**AIM OF THE TASK:**
Can you arrange everything from the start of the entries below down to and including the line containing "product-image[interactable]: 4.0 xyxy=(24,540,319,916)" as a JSON list of strings, one string per line, with blank lines left out?

**EXERCISE MATERIAL:**
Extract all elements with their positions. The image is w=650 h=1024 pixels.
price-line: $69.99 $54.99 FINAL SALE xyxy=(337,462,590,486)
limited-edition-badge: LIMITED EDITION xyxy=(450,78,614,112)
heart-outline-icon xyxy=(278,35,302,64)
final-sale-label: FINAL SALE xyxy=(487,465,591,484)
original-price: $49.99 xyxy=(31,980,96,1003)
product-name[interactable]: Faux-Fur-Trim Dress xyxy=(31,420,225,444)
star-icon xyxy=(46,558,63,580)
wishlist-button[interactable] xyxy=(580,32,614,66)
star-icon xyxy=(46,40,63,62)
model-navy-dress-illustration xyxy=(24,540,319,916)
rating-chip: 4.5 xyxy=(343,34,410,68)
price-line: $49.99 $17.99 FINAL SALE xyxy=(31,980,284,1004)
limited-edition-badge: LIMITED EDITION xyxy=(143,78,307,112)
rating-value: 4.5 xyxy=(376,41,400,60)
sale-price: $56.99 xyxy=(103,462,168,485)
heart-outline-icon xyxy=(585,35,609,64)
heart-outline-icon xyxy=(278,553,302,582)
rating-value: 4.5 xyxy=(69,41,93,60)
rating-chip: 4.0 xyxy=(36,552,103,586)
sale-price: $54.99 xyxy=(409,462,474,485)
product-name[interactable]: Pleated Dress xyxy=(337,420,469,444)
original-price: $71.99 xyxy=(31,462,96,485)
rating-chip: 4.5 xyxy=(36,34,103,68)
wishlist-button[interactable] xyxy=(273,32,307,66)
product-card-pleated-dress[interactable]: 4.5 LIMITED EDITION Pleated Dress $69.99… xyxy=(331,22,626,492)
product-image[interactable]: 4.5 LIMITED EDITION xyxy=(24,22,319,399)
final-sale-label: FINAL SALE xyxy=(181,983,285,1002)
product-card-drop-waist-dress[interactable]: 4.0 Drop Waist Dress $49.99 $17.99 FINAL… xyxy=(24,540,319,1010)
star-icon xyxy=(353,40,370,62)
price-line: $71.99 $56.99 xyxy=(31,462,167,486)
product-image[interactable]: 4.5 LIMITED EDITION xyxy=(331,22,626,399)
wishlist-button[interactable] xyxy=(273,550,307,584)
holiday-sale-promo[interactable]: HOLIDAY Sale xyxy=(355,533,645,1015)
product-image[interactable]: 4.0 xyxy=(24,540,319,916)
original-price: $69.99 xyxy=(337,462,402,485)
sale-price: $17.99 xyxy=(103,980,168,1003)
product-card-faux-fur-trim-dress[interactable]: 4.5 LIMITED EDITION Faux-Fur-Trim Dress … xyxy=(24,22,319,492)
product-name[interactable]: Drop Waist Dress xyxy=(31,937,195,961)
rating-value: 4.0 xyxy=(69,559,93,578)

**RESPONSE:**
[
  "Extract all elements with their positions. The image is w=650 h=1024 pixels.",
  "price-line: $69.99 $54.99 FINAL SALE xyxy=(337,462,590,486)",
  "limited-edition-badge: LIMITED EDITION xyxy=(450,78,614,112)",
  "heart-outline-icon xyxy=(278,35,302,64)",
  "final-sale-label: FINAL SALE xyxy=(487,465,591,484)",
  "original-price: $49.99 xyxy=(31,980,96,1003)",
  "product-name[interactable]: Faux-Fur-Trim Dress xyxy=(31,420,225,444)",
  "star-icon xyxy=(46,558,63,580)",
  "wishlist-button[interactable] xyxy=(580,32,614,66)",
  "star-icon xyxy=(46,40,63,62)",
  "model-navy-dress-illustration xyxy=(24,540,319,916)",
  "rating-chip: 4.5 xyxy=(343,34,410,68)",
  "price-line: $49.99 $17.99 FINAL SALE xyxy=(31,980,284,1004)",
  "limited-edition-badge: LIMITED EDITION xyxy=(143,78,307,112)",
  "rating-value: 4.5 xyxy=(376,41,400,60)",
  "sale-price: $56.99 xyxy=(103,462,168,485)",
  "heart-outline-icon xyxy=(585,35,609,64)",
  "heart-outline-icon xyxy=(278,553,302,582)",
  "rating-value: 4.5 xyxy=(69,41,93,60)",
  "rating-chip: 4.0 xyxy=(36,552,103,586)",
  "sale-price: $54.99 xyxy=(409,462,474,485)",
  "product-name[interactable]: Pleated Dress xyxy=(337,420,469,444)",
  "original-price: $71.99 xyxy=(31,462,96,485)",
  "rating-chip: 4.5 xyxy=(36,34,103,68)",
  "wishlist-button[interactable] xyxy=(273,32,307,66)",
  "product-card-pleated-dress[interactable]: 4.5 LIMITED EDITION Pleated Dress $69.99… xyxy=(331,22,626,492)",
  "product-image[interactable]: 4.5 LIMITED EDITION xyxy=(24,22,319,399)",
  "final-sale-label: FINAL SALE xyxy=(181,983,285,1002)",
  "product-card-drop-waist-dress[interactable]: 4.0 Drop Waist Dress $49.99 $17.99 FINAL… xyxy=(24,540,319,1010)",
  "star-icon xyxy=(353,40,370,62)",
  "price-line: $71.99 $56.99 xyxy=(31,462,167,486)",
  "product-image[interactable]: 4.5 LIMITED EDITION xyxy=(331,22,626,399)",
  "wishlist-button[interactable] xyxy=(273,550,307,584)",
  "holiday-sale-promo[interactable]: HOLIDAY Sale xyxy=(355,533,645,1015)",
  "product-image[interactable]: 4.0 xyxy=(24,540,319,916)"
]